### EXERCISE AIM
Would you set down every entry shown below, precisely as written?

# START OF INFORMATION GIVEN

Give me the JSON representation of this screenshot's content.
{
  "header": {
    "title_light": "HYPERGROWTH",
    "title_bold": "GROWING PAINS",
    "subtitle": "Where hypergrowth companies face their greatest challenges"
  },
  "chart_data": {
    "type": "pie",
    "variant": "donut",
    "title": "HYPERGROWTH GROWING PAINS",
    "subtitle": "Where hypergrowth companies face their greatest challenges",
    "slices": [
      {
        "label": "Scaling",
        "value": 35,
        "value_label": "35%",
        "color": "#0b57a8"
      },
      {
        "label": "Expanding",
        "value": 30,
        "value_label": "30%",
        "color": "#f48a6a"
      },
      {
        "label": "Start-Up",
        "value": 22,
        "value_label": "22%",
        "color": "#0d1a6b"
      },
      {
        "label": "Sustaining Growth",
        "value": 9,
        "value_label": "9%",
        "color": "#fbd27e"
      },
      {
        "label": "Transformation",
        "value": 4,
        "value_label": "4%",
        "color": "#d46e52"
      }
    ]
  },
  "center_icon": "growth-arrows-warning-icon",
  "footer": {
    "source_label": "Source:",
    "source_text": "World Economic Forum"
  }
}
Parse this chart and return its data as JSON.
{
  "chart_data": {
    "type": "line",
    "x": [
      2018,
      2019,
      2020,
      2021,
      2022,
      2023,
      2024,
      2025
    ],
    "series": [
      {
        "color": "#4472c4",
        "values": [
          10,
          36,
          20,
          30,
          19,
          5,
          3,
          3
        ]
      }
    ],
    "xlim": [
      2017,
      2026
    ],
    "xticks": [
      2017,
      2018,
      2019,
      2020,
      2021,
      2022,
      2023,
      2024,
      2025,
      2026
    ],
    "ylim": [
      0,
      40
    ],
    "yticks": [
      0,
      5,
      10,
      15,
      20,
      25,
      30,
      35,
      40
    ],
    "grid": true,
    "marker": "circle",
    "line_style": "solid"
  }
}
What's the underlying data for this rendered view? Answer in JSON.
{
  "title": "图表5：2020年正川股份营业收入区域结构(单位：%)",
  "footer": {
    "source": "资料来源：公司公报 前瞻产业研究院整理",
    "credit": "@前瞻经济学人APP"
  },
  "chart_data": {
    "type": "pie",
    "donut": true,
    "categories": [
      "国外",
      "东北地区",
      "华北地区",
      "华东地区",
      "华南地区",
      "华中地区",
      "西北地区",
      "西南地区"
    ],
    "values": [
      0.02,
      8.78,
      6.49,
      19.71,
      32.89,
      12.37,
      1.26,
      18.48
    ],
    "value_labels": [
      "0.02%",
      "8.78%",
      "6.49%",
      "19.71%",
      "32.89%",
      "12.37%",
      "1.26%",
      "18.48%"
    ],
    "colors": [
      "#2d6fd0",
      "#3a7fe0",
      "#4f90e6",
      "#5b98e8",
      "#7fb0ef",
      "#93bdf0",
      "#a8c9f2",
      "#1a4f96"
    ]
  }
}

# END OF INFORMATION GIVEN

### TASK ANSWER
Give me the JSON representation of this screenshot's content.
{
  "header": {
    "title_light": "HYPERGROWTH",
    "title_bold": "GROWING PAINS",
    "subtitle": "Where hypergrowth companies face their greatest challenges"
  },
  "chart_data": {
    "type": "pie",
    "variant": "donut",
    "title": "HYPERGROWTH GROWING PAINS",
    "subtitle": "Where hypergrowth companies face their greatest challenges",
    "slices": [
      {
        "label": "Scaling",
        "value": 35,
        "value_label": "35%",
        "color": "#0b57a8"
      },
      {
        "label": "Expanding",
        "value": 30,
        "value_label": "30%",
        "color": "#f48a6a"
      },
      {
        "label": "Start-Up",
        "value": 22,
        "value_label": "22%",
        "color": "#0d1a6b"
      },
      {
        "label": "Sustaining Growth",
        "value": 9,
        "value_label": "9%",
        "color": "#fbd27e"
      },
      {
        "label": "Transformation",
        "value": 4,
        "value_label": "4%",
        "color": "#d46e52"
      }
    ]
  },
  "center_icon": "growth-arrows-warning-icon",
  "footer": {
    "source_label": "Source:",
    "source_text": "World Economic Forum"
  }
}
Parse this chart and return its data as JSON.
{
  "chart_data": {
    "type": "line",
    "x": [
      2018,
      2019,
      2020,
      2021,
      2022,
      2023,
      2024,
      2025
    ],
    "series": [
      {
        "color": "#4472c4",
        "values": [
          10,
          36,
          20,
          30,
          19,
          5,
          3,
          3
        ]
      }
    ],
    "xlim": [
      2017,
      2026
    ],
    "xticks": [
      2017,
      2018,
      2019,
      2020,
      2021,
      2022,
      2023,
      2024,
      2025,
      2026
    ],
    "ylim": [
      0,
      40
    ],
    "yticks": [
      0,
      5,
      10,
      15,
      20,
      25,
      30,
      35,
      40
    ],
    "grid": true,
    "marker": "circle",
    "line_style": "solid"
  }
}
What's the underlying data for this rendered view? Answer in JSON.
{
  "title": "图表5：2020年正川股份营业收入区域结构(单位：%)",
  "footer": {
    "source": "资料来源：公司公报 前瞻产业研究院整理",
    "credit": "@前瞻经济学人APP"
  },
  "chart_data": {
    "type": "pie",
    "donut": true,
    "categories": [
      "国外",
      "东北地区",
      "华北地区",
      "华东地区",
      "华南地区",
      "华中地区",
      "西北地区",
      "西南地区"
    ],
    "values": [
      0.02,
      8.78,
      6.49,
      19.71,
      32.89,
      12.37,
      1.26,
      18.48
    ],
    "value_labels": [
      "0.02%",
      "8.78%",
      "6.49%",
      "19.71%",
      "32.89%",
      "12.37%",
      "1.26%",
      "18.48%"
    ],
    "colors": [
      "#2d6fd0",
      "#3a7fe0",
      "#4f90e6",
      "#5b98e8",
      "#7fb0ef",
      "#93bdf0",
      "#a8c9f2",
      "#1a4f96"
    ]
  }
}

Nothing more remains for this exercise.